::: Records supplied
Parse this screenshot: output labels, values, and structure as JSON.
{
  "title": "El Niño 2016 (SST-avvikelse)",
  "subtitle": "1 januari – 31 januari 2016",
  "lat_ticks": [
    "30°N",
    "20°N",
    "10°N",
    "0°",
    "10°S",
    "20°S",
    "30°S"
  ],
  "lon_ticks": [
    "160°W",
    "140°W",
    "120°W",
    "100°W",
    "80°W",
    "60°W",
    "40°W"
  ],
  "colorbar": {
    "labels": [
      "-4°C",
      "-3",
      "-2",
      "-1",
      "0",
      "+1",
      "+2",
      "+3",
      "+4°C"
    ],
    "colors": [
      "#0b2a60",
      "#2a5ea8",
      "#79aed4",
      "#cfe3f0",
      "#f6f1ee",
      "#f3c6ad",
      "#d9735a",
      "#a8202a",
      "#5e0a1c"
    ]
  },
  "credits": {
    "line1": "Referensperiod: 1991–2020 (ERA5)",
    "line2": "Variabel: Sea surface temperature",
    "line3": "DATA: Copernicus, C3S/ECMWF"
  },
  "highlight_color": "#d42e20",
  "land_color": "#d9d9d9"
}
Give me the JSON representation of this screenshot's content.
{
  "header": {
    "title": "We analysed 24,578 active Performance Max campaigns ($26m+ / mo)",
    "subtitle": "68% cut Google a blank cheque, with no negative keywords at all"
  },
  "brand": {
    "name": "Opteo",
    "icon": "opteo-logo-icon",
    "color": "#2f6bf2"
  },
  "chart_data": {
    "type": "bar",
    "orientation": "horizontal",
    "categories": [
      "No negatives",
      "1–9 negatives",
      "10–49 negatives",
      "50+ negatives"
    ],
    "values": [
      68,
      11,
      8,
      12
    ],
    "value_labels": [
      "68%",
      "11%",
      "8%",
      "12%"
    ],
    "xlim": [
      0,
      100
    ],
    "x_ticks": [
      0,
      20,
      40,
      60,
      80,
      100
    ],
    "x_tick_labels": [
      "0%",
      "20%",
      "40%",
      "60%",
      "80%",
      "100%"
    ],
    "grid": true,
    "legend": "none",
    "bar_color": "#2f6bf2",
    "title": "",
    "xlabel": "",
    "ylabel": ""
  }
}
::::::
§ **Task statement**
Note each line of the entries that has "JSON" in it, and copy those lines.

§ **Correct result**
Parse this screenshot: output labels, values, and structure as JSON.
Give me the JSON representation of this screenshot's content.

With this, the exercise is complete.